DATA SECTION:
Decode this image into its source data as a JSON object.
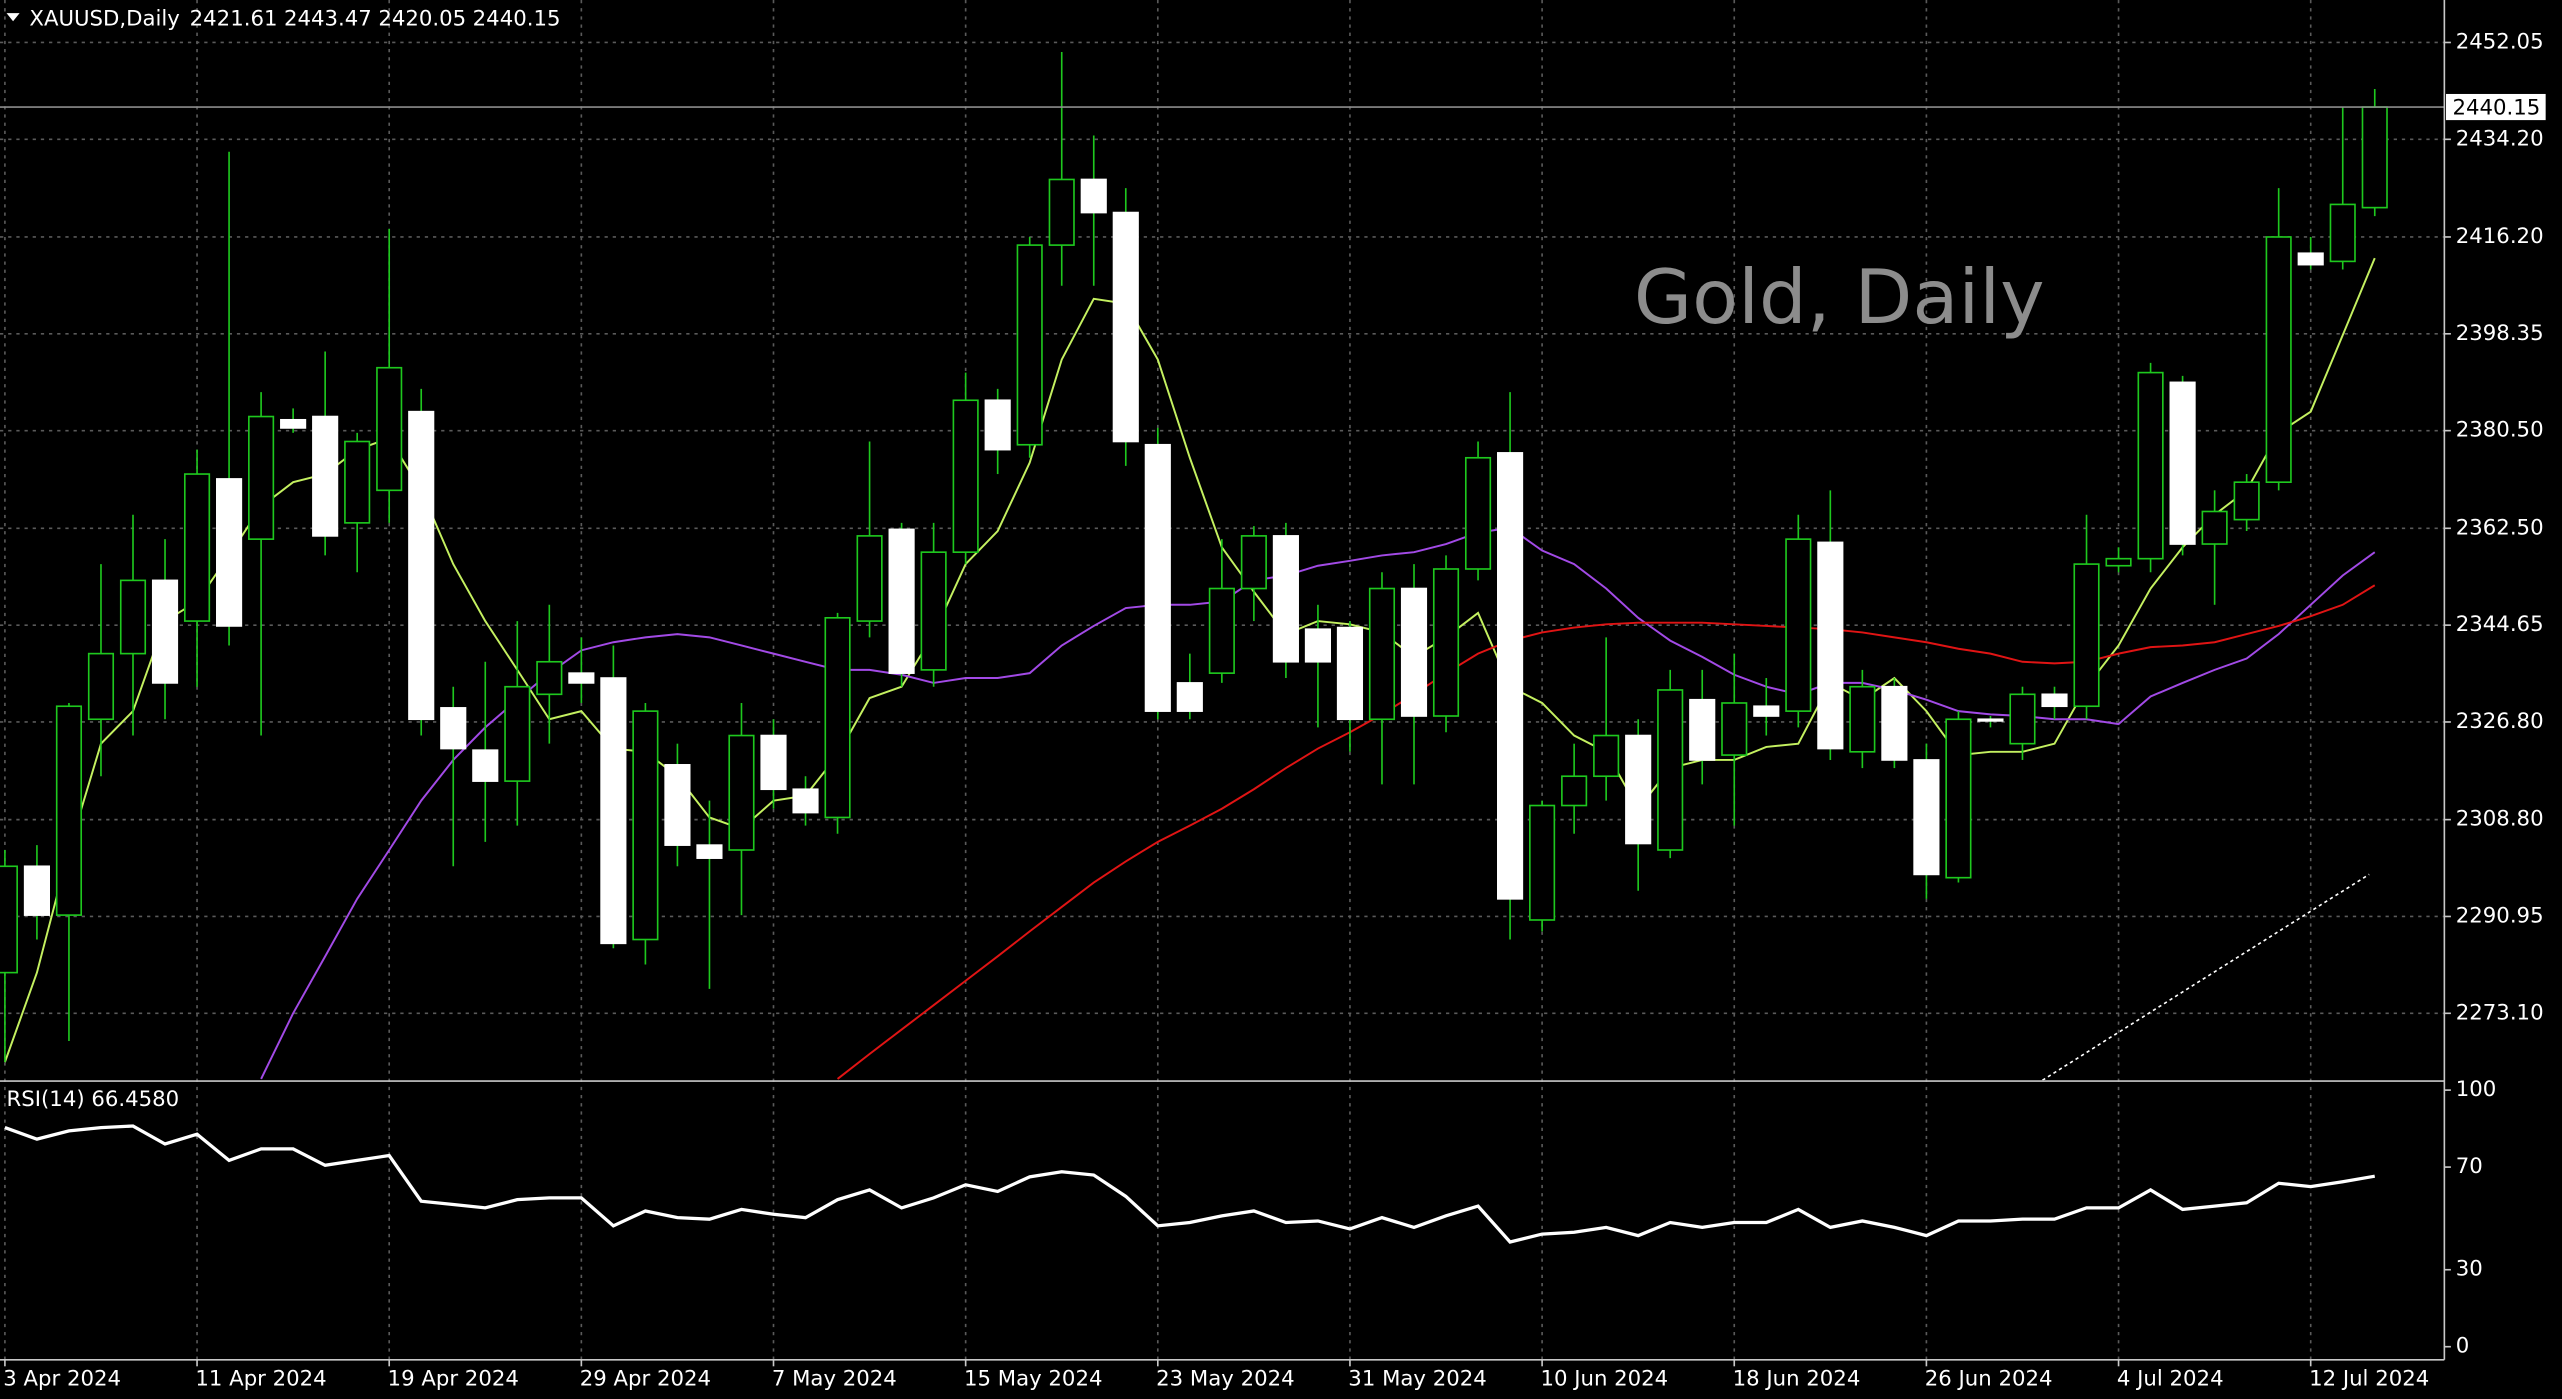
{
  "chart_data": [
    {
      "type": "candlestick",
      "title": "XAUUSD,Daily",
      "watermark": "Gold, Daily",
      "categories": [
        "3 Apr 2024",
        null,
        null,
        null,
        null,
        null,
        "11 Apr 2024",
        null,
        null,
        null,
        null,
        null,
        "19 Apr 2024",
        null,
        null,
        null,
        null,
        null,
        "29 Apr 2024",
        null,
        null,
        null,
        null,
        null,
        "7 May 2024",
        null,
        null,
        null,
        null,
        null,
        "15 May 2024",
        null,
        null,
        null,
        null,
        null,
        "23 May 2024",
        null,
        null,
        null,
        null,
        null,
        "31 May 2024",
        null,
        null,
        null,
        null,
        null,
        "10 Jun 2024",
        null,
        null,
        null,
        null,
        null,
        "18 Jun 2024",
        null,
        null,
        null,
        null,
        null,
        "26 Jun 2024",
        null,
        null,
        null,
        null,
        null,
        "4 Jul 2024",
        null,
        null,
        null,
        null,
        null,
        "12 Jul 2024",
        null,
        null
      ],
      "open": [
        2280.6,
        2300.2,
        2291.2,
        2327.3,
        2339.4,
        2352.9,
        2345.4,
        2371.6,
        2360.5,
        2382.5,
        2383.1,
        2363.5,
        2369.5,
        2384.0,
        2329.4,
        2321.6,
        2315.9,
        2331.9,
        2335.8,
        2334.9,
        2286.7,
        2318.9,
        2304.1,
        2303.2,
        2324.3,
        2314.4,
        2309.2,
        2345.4,
        2362.3,
        2336.4,
        2358.1,
        2386.1,
        2377.9,
        2414.7,
        2426.8,
        2420.7,
        2377.9,
        2334.0,
        2335.8,
        2351.4,
        2361.1,
        2343.9,
        2344.2,
        2327.3,
        2351.4,
        2327.9,
        2355.0,
        2376.4,
        2290.3,
        2311.4,
        2316.8,
        2324.3,
        2303.2,
        2330.9,
        2320.7,
        2329.7,
        2328.8,
        2359.9,
        2321.3,
        2333.3,
        2319.8,
        2298.1,
        2327.3,
        2322.8,
        2331.9,
        2329.7,
        2355.6,
        2356.9,
        2389.4,
        2359.6,
        2364.1,
        2371.0,
        2413.2,
        2411.7,
        2421.61
      ],
      "high": [
        2303.2,
        2304.1,
        2330.3,
        2355.9,
        2365.0,
        2360.5,
        2377.0,
        2431.9,
        2387.6,
        2384.6,
        2395.1,
        2380.1,
        2417.7,
        2388.2,
        2333.3,
        2337.9,
        2345.4,
        2348.4,
        2342.4,
        2340.9,
        2330.3,
        2322.8,
        2312.3,
        2330.3,
        2327.3,
        2316.8,
        2346.9,
        2378.5,
        2363.5,
        2363.5,
        2391.2,
        2388.2,
        2416.2,
        2450.3,
        2434.9,
        2425.2,
        2381.0,
        2339.4,
        2360.5,
        2362.9,
        2363.5,
        2348.4,
        2345.4,
        2354.4,
        2355.9,
        2357.5,
        2378.5,
        2387.6,
        2312.3,
        2322.8,
        2342.4,
        2327.3,
        2336.4,
        2336.4,
        2339.4,
        2334.9,
        2365.0,
        2369.5,
        2336.4,
        2334.9,
        2322.8,
        2328.8,
        2327.9,
        2333.3,
        2333.3,
        2365.0,
        2359.0,
        2393.0,
        2390.6,
        2369.5,
        2372.5,
        2425.2,
        2416.2,
        2440.2,
        2443.47
      ],
      "low": [
        2264.1,
        2286.7,
        2268.0,
        2316.8,
        2324.3,
        2327.3,
        2333.3,
        2340.9,
        2324.3,
        2380.1,
        2357.5,
        2354.4,
        2363.5,
        2324.3,
        2300.2,
        2304.7,
        2307.7,
        2322.8,
        2330.3,
        2285.1,
        2282.1,
        2300.2,
        2277.6,
        2291.2,
        2310.8,
        2307.7,
        2306.2,
        2342.4,
        2333.3,
        2333.3,
        2355.9,
        2372.5,
        2375.5,
        2407.2,
        2407.2,
        2374.0,
        2327.3,
        2327.3,
        2334.0,
        2345.4,
        2334.9,
        2325.8,
        2321.3,
        2315.3,
        2315.3,
        2324.9,
        2352.9,
        2286.7,
        2288.2,
        2306.2,
        2312.3,
        2295.7,
        2301.7,
        2315.3,
        2307.7,
        2324.3,
        2325.8,
        2319.8,
        2318.3,
        2318.3,
        2294.2,
        2297.2,
        2325.8,
        2319.8,
        2327.3,
        2327.3,
        2354.4,
        2354.4,
        2357.5,
        2348.4,
        2362.0,
        2369.5,
        2410.2,
        2410.2,
        2420.05
      ],
      "close": [
        2300.2,
        2291.2,
        2329.7,
        2339.4,
        2352.9,
        2334.0,
        2372.5,
        2344.5,
        2383.1,
        2381.0,
        2361.1,
        2378.5,
        2392.1,
        2327.3,
        2321.9,
        2315.9,
        2333.3,
        2337.9,
        2334.0,
        2286.0,
        2328.8,
        2304.1,
        2301.7,
        2324.3,
        2314.4,
        2310.1,
        2346.0,
        2361.1,
        2335.8,
        2358.1,
        2386.1,
        2377.0,
        2414.7,
        2426.8,
        2420.7,
        2378.5,
        2328.8,
        2328.8,
        2351.4,
        2361.1,
        2337.9,
        2337.9,
        2327.3,
        2351.4,
        2327.9,
        2355.0,
        2375.5,
        2294.2,
        2311.4,
        2316.8,
        2324.3,
        2304.4,
        2332.7,
        2319.8,
        2330.3,
        2327.9,
        2360.5,
        2321.9,
        2333.3,
        2319.8,
        2298.7,
        2327.3,
        2327.0,
        2331.9,
        2329.7,
        2355.9,
        2356.9,
        2391.2,
        2359.6,
        2365.6,
        2371.0,
        2416.2,
        2411.1,
        2422.2,
        2440.15
      ],
      "up_color": "#1ec81e",
      "down_color": "#ffffff",
      "series": [
        {
          "color": "#c4f060",
          "values": [
            2264.1,
            2280.6,
            2303.2,
            2322.8,
            2328.8,
            2345.4,
            2349.0,
            2357.5,
            2366.5,
            2371.0,
            2372.5,
            2377.0,
            2379.1,
            2369.5,
            2355.9,
            2345.4,
            2336.4,
            2327.3,
            2328.8,
            2321.9,
            2321.3,
            2316.8,
            2309.2,
            2307.1,
            2312.3,
            2313.2,
            2320.7,
            2331.2,
            2333.3,
            2343.0,
            2355.9,
            2362.0,
            2374.6,
            2393.6,
            2404.8,
            2403.9,
            2393.6,
            2375.5,
            2359.0,
            2350.8,
            2343.0,
            2345.4,
            2344.8,
            2343.3,
            2338.8,
            2342.4,
            2346.9,
            2333.3,
            2330.3,
            2324.3,
            2321.3,
            2310.8,
            2318.3,
            2319.8,
            2319.8,
            2322.2,
            2322.8,
            2334.0,
            2330.9,
            2334.9,
            2328.8,
            2320.7,
            2321.3,
            2321.3,
            2322.8,
            2333.3,
            2340.9,
            2351.4,
            2359.0,
            2365.0,
            2369.5,
            2380.1,
            2384.0,
            2398.1,
            2412.3
          ]
        },
        {
          "color": "#a24ae6",
          "values": [
            null,
            null,
            null,
            null,
            null,
            null,
            null,
            null,
            2261.0,
            2273.1,
            2283.6,
            2294.2,
            2303.2,
            2312.3,
            2319.8,
            2325.8,
            2330.9,
            2335.8,
            2340.0,
            2341.5,
            2342.4,
            2343.0,
            2342.4,
            2340.9,
            2339.4,
            2337.9,
            2336.4,
            2336.4,
            2335.5,
            2334.0,
            2334.9,
            2334.9,
            2335.8,
            2340.9,
            2344.5,
            2347.8,
            2348.4,
            2348.4,
            2349.0,
            2352.9,
            2353.8,
            2355.6,
            2356.5,
            2357.5,
            2358.1,
            2359.6,
            2361.7,
            2362.6,
            2358.4,
            2355.9,
            2351.4,
            2346.0,
            2341.8,
            2338.8,
            2335.5,
            2333.3,
            2331.9,
            2334.0,
            2334.0,
            2332.7,
            2330.9,
            2328.8,
            2328.2,
            2327.9,
            2327.3,
            2327.3,
            2326.4,
            2331.5,
            2334.0,
            2336.4,
            2338.5,
            2343.0,
            2348.4,
            2353.8,
            2358.1
          ]
        },
        {
          "color": "#e01414",
          "values": [
            null,
            null,
            null,
            null,
            null,
            null,
            null,
            null,
            null,
            null,
            null,
            null,
            null,
            null,
            null,
            null,
            null,
            null,
            null,
            null,
            null,
            null,
            null,
            null,
            null,
            null,
            2261.0,
            2265.6,
            2270.1,
            2274.6,
            2279.1,
            2283.6,
            2288.2,
            2292.7,
            2297.2,
            2301.1,
            2304.7,
            2307.7,
            2310.8,
            2314.4,
            2318.3,
            2321.9,
            2324.9,
            2328.2,
            2331.9,
            2335.8,
            2339.4,
            2341.8,
            2343.3,
            2344.2,
            2344.8,
            2345.1,
            2345.1,
            2345.1,
            2344.8,
            2344.5,
            2344.2,
            2343.9,
            2343.3,
            2342.4,
            2341.5,
            2340.3,
            2339.4,
            2337.9,
            2337.6,
            2337.9,
            2339.4,
            2340.6,
            2340.9,
            2341.5,
            2343.0,
            2344.5,
            2346.3,
            2348.4,
            2352.0
          ]
        }
      ],
      "ylim": [
        2260.75,
        2459.88
      ],
      "yticks": [
        2452.05,
        {
          "value": 2434.2,
          "label": "2434.20"
        },
        {
          "value": 2416.2,
          "label": "2416.20"
        },
        2398.35,
        {
          "value": 2380.5,
          "label": "2380.50"
        },
        {
          "value": 2362.5,
          "label": "2362.50"
        },
        2344.65,
        {
          "value": 2326.8,
          "label": "2326.80"
        },
        {
          "value": 2308.8,
          "label": "2308.80"
        },
        2290.95,
        {
          "value": 2273.1,
          "label": "2273.10"
        }
      ],
      "grid": true
    },
    {
      "type": "line",
      "title": "RSI(14) 66.4580",
      "color": "#ffffff",
      "values": [
        85.4,
        80.9,
        84.1,
        85.4,
        86.0,
        79.0,
        82.8,
        72.6,
        77.1,
        77.1,
        70.7,
        72.6,
        74.5,
        56.7,
        55.4,
        54.1,
        57.3,
        58.0,
        58.0,
        47.1,
        52.9,
        50.3,
        49.7,
        53.5,
        51.6,
        50.3,
        57.3,
        61.1,
        54.1,
        58.0,
        63.1,
        60.5,
        66.2,
        68.2,
        66.9,
        58.6,
        47.1,
        48.4,
        51.0,
        52.9,
        48.4,
        49.0,
        45.9,
        50.3,
        46.5,
        51.0,
        54.8,
        40.8,
        43.9,
        44.6,
        46.5,
        43.3,
        48.4,
        46.5,
        48.4,
        48.4,
        53.5,
        46.5,
        49.0,
        46.5,
        43.3,
        49.0,
        49.0,
        49.7,
        49.7,
        54.1,
        54.1,
        61.1,
        53.5,
        54.8,
        56.1,
        63.7,
        62.4,
        64.3,
        66.458
      ],
      "ylim": [
        0,
        100
      ],
      "yticks": [
        100,
        70,
        30,
        0
      ]
    }
  ]
}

STATED PROBLEM:
Going through the entries above, report how many lines include the string "Daily". The number alone is the answer.

EXPECTED ANSWER:
2